Written instruction
Scan the records for the word "Yeni". Copy each line that includes it.

# Supplied records start

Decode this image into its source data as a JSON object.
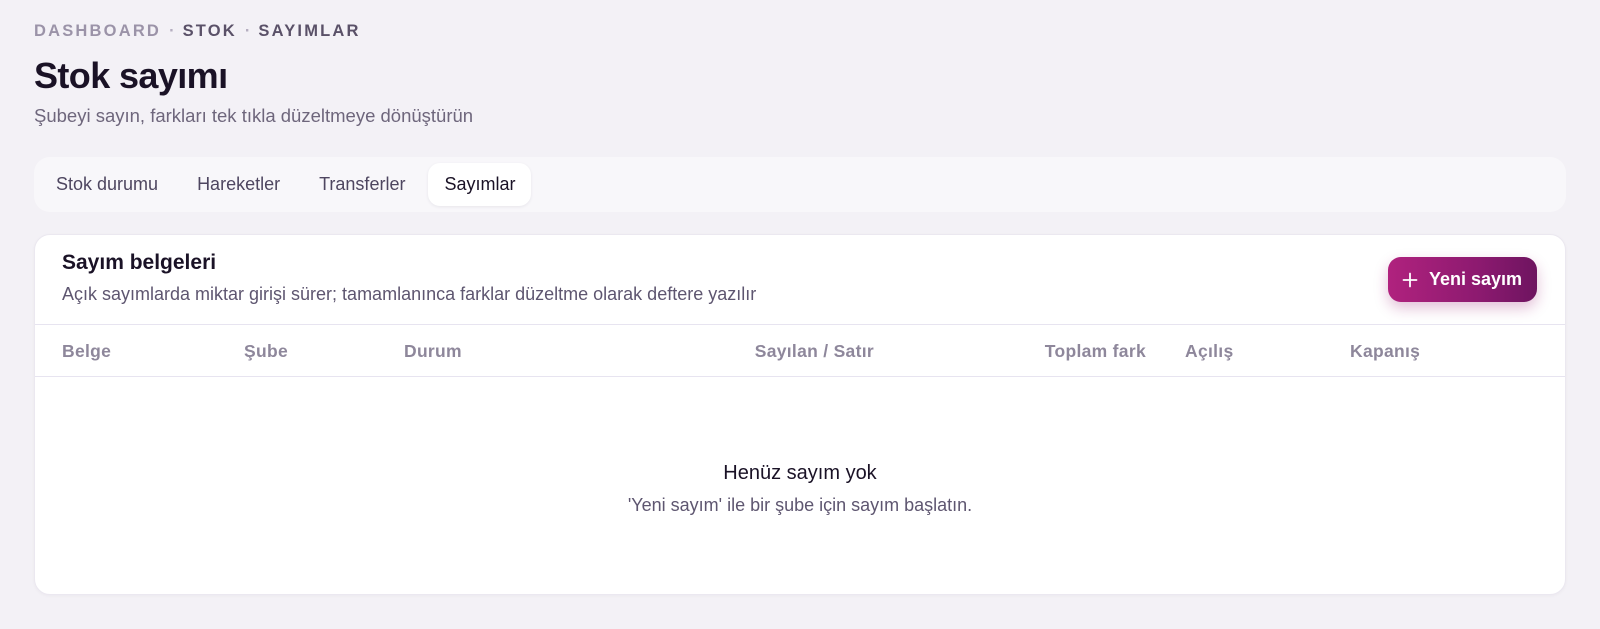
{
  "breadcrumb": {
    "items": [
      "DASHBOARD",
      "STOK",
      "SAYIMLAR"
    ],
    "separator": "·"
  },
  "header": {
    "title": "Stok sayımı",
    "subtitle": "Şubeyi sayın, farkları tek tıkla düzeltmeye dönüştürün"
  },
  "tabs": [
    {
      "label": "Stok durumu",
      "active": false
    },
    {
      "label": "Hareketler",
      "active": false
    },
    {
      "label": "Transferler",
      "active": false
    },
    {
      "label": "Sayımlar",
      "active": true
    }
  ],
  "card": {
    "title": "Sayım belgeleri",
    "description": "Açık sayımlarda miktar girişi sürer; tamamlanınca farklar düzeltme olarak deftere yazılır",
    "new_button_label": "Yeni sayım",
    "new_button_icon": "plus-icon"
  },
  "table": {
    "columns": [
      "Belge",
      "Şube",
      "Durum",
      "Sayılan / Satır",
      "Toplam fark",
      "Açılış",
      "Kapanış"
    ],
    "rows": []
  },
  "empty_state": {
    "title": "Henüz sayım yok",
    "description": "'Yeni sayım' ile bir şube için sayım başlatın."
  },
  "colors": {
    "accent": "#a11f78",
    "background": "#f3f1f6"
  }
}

# Supplied records end

Task output
    "new_button_label": "Yeni sayım",
    "description": "'Yeni sayım' ile bir şube için sayım başlatın."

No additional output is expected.